SHORT TASK 1 ->
Update the rows below, from the first row through the row containing "colorbar-minor-tick: [898, 171, 902, 173]", by replacing "axis-tick-minor" with "axis-minor-tick". Leave everything else in those rows unchanged.

James Edwin Robertson (October 8, 1840 – October 30, 1915) was a Canadian physician and politician.

Born in New Perth, Prince Edward Island, the son of Peter Robertson and Annie McFarlane, Robertson was educated at McGill University where he graduated with honours in 1865, after which he located in Montague, Prince Edward Island where he has worked up a large practice.

In 1870, he was acclaimed to the Legislative Assembly of Prince Edward Island for 4th Kings. He was re-elected in 1876 but was defeated in 1879. He was re-elected in 1882. He was a Minister Without Portfolio in the cabinet of Robert Poore Haythorne and Louis Henry Davies.

He was elected to the House of Commons of Canada for King's County in the 1882 election.

SHORT TASK 2 ->
According to the biography above, which constituency elected James Edwin Robertson to the House of Commons of Canada in the 1882 election?

DATASET CONTENT ->
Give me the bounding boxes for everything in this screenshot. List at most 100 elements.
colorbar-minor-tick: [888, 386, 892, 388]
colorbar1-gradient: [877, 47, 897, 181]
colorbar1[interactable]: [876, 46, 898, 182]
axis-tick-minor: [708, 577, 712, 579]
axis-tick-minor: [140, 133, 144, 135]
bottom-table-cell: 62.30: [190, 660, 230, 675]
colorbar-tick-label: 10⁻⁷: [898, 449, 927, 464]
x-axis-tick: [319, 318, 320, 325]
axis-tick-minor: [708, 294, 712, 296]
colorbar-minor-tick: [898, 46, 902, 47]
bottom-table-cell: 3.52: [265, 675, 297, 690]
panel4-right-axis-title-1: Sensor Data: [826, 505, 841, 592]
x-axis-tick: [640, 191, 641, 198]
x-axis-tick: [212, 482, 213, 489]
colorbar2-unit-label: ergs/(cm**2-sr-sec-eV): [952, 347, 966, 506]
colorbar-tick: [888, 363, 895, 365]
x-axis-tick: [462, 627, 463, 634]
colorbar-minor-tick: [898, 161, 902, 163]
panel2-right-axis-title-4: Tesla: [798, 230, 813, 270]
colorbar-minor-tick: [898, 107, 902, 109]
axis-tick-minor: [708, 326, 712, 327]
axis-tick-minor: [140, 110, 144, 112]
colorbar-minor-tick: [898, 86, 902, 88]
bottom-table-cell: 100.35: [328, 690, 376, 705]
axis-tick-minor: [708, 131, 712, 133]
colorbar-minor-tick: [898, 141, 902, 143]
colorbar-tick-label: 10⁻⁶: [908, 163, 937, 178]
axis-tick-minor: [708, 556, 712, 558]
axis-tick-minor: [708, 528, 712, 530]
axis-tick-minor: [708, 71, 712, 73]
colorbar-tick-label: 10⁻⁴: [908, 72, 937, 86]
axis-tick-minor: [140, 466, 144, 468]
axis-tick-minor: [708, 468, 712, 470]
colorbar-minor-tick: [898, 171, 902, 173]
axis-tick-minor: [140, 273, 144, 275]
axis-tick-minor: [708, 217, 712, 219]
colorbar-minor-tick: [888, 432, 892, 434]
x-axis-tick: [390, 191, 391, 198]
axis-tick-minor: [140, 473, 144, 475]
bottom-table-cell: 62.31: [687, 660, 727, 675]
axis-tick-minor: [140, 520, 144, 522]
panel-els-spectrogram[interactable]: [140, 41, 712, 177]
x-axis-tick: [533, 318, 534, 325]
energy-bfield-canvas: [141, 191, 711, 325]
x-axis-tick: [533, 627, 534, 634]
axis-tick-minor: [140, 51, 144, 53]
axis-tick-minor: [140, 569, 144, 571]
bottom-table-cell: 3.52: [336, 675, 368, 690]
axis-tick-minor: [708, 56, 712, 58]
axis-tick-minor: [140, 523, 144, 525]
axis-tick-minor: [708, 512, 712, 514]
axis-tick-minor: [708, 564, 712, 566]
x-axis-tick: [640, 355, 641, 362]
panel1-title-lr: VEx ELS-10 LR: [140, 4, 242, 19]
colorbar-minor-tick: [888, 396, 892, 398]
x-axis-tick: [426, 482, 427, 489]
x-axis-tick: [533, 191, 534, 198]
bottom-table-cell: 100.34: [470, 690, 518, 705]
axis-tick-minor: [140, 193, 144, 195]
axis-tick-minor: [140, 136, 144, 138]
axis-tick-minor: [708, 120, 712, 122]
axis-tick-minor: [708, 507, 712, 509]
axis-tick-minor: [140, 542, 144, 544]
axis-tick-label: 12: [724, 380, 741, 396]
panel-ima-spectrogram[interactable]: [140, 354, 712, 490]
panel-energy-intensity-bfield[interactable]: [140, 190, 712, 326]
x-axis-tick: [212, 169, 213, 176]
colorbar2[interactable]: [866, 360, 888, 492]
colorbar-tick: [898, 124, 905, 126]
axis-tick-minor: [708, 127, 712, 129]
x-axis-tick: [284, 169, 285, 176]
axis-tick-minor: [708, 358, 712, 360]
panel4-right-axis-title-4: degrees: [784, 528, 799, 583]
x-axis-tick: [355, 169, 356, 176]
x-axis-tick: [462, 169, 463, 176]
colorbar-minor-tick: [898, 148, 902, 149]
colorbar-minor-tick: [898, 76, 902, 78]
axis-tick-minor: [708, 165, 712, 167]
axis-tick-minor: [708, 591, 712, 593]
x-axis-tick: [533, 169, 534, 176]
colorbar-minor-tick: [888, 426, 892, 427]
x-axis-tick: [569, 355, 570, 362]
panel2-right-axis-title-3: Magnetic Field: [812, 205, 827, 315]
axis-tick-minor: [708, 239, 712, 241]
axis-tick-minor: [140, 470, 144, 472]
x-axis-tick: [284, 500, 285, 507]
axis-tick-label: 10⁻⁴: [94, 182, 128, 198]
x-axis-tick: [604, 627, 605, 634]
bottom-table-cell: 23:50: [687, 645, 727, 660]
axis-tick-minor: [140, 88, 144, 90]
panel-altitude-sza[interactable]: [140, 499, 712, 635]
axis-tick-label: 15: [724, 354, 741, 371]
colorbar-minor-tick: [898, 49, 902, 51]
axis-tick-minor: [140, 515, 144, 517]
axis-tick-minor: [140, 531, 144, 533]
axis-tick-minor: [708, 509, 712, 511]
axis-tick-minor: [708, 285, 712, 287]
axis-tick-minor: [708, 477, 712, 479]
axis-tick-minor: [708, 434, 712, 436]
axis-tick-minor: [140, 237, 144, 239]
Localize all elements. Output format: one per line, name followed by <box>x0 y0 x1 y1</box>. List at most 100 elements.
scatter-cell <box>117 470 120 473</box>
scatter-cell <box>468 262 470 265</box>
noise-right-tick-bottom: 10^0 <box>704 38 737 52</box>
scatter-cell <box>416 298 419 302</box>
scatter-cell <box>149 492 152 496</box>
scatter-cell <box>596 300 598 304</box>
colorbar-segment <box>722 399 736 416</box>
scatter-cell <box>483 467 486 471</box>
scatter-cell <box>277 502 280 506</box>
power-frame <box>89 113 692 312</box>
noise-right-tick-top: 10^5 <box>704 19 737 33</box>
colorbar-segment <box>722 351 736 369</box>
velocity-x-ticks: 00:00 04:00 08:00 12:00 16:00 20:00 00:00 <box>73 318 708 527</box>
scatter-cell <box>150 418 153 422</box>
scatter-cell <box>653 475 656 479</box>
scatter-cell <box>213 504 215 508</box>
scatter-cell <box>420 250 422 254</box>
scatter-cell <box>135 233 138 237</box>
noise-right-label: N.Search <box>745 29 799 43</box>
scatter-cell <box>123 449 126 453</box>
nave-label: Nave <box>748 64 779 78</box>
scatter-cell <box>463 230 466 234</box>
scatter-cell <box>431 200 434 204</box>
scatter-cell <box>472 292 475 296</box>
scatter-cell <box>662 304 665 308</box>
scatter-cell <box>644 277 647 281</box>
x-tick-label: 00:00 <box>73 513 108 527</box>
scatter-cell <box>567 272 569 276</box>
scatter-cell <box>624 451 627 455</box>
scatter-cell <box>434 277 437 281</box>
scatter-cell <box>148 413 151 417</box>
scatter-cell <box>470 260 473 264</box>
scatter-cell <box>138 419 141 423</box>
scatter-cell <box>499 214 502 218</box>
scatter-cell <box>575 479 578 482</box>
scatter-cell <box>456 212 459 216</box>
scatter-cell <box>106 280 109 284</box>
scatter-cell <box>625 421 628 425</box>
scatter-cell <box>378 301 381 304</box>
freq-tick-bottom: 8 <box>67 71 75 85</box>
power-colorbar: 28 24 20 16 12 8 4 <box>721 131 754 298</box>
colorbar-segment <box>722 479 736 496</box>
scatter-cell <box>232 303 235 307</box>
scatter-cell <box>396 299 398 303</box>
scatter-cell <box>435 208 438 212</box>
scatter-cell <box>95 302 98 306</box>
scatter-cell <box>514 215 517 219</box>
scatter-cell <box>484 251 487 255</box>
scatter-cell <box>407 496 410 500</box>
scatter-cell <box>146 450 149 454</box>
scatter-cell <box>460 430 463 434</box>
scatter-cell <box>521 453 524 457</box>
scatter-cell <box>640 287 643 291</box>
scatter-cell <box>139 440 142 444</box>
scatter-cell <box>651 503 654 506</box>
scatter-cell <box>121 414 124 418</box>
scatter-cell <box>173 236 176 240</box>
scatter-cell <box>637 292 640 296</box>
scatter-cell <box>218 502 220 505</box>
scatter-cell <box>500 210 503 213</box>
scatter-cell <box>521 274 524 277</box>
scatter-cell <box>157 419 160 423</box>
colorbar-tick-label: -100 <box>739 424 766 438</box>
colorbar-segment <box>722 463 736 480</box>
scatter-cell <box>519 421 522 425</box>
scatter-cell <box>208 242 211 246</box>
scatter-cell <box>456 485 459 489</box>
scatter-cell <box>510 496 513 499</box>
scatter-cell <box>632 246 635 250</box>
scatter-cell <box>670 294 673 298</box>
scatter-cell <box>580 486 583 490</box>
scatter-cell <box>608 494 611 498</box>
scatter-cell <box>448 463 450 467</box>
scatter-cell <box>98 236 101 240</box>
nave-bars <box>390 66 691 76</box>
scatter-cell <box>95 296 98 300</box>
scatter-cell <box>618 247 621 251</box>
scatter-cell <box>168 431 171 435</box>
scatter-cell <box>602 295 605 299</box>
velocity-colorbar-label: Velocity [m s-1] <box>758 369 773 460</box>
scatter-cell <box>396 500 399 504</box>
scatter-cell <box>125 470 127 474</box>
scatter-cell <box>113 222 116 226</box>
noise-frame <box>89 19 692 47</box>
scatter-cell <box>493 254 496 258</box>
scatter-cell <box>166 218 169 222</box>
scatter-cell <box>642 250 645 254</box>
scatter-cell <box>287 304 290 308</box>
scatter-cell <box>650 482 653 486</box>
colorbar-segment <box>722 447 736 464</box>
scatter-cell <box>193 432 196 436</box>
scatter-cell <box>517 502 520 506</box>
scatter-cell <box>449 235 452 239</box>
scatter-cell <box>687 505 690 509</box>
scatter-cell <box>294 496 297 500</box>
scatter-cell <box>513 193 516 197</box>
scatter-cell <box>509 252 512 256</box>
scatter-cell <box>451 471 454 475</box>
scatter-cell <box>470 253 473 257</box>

TASK SOLUTION 1 ->
Give me the bounding boxes for everything in this screenshot. List at most 100 elements.
colorbar-minor-tick: [888, 386, 892, 388]
colorbar1-gradient: [877, 47, 897, 181]
colorbar1[interactable]: [876, 46, 898, 182]
axis-minor-tick: [708, 577, 712, 579]
axis-minor-tick: [140, 133, 144, 135]
bottom-table-cell: 62.30: [190, 660, 230, 675]
colorbar-tick-label: 10⁻⁷: [898, 449, 927, 464]
x-axis-tick: [319, 318, 320, 325]
axis-minor-tick: [708, 294, 712, 296]
colorbar-minor-tick: [898, 46, 902, 47]
bottom-table-cell: 3.52: [265, 675, 297, 690]
panel4-right-axis-title-1: Sensor Data: [826, 505, 841, 592]
x-axis-tick: [640, 191, 641, 198]
x-axis-tick: [212, 482, 213, 489]
colorbar2-unit-label: ergs/(cm**2-sr-sec-eV): [952, 347, 966, 506]
colorbar-tick: [888, 363, 895, 365]
x-axis-tick: [462, 627, 463, 634]
colorbar-minor-tick: [898, 161, 902, 163]
panel2-right-axis-title-4: Tesla: [798, 230, 813, 270]
colorbar-minor-tick: [898, 107, 902, 109]
axis-minor-tick: [708, 326, 712, 327]
axis-minor-tick: [140, 110, 144, 112]
colorbar-minor-tick: [898, 86, 902, 88]
bottom-table-cell: 100.35: [328, 690, 376, 705]
axis-minor-tick: [708, 131, 712, 133]
colorbar-minor-tick: [898, 141, 902, 143]
colorbar-tick-label: 10⁻⁶: [908, 163, 937, 178]
axis-minor-tick: [708, 556, 712, 558]
axis-minor-tick: [708, 528, 712, 530]
axis-minor-tick: [708, 71, 712, 73]
colorbar-tick-label: 10⁻⁴: [908, 72, 937, 86]
axis-minor-tick: [140, 466, 144, 468]
axis-minor-tick: [708, 468, 712, 470]
colorbar-minor-tick: [898, 171, 902, 173]

TASK SOLUTION 2 ->
King's County.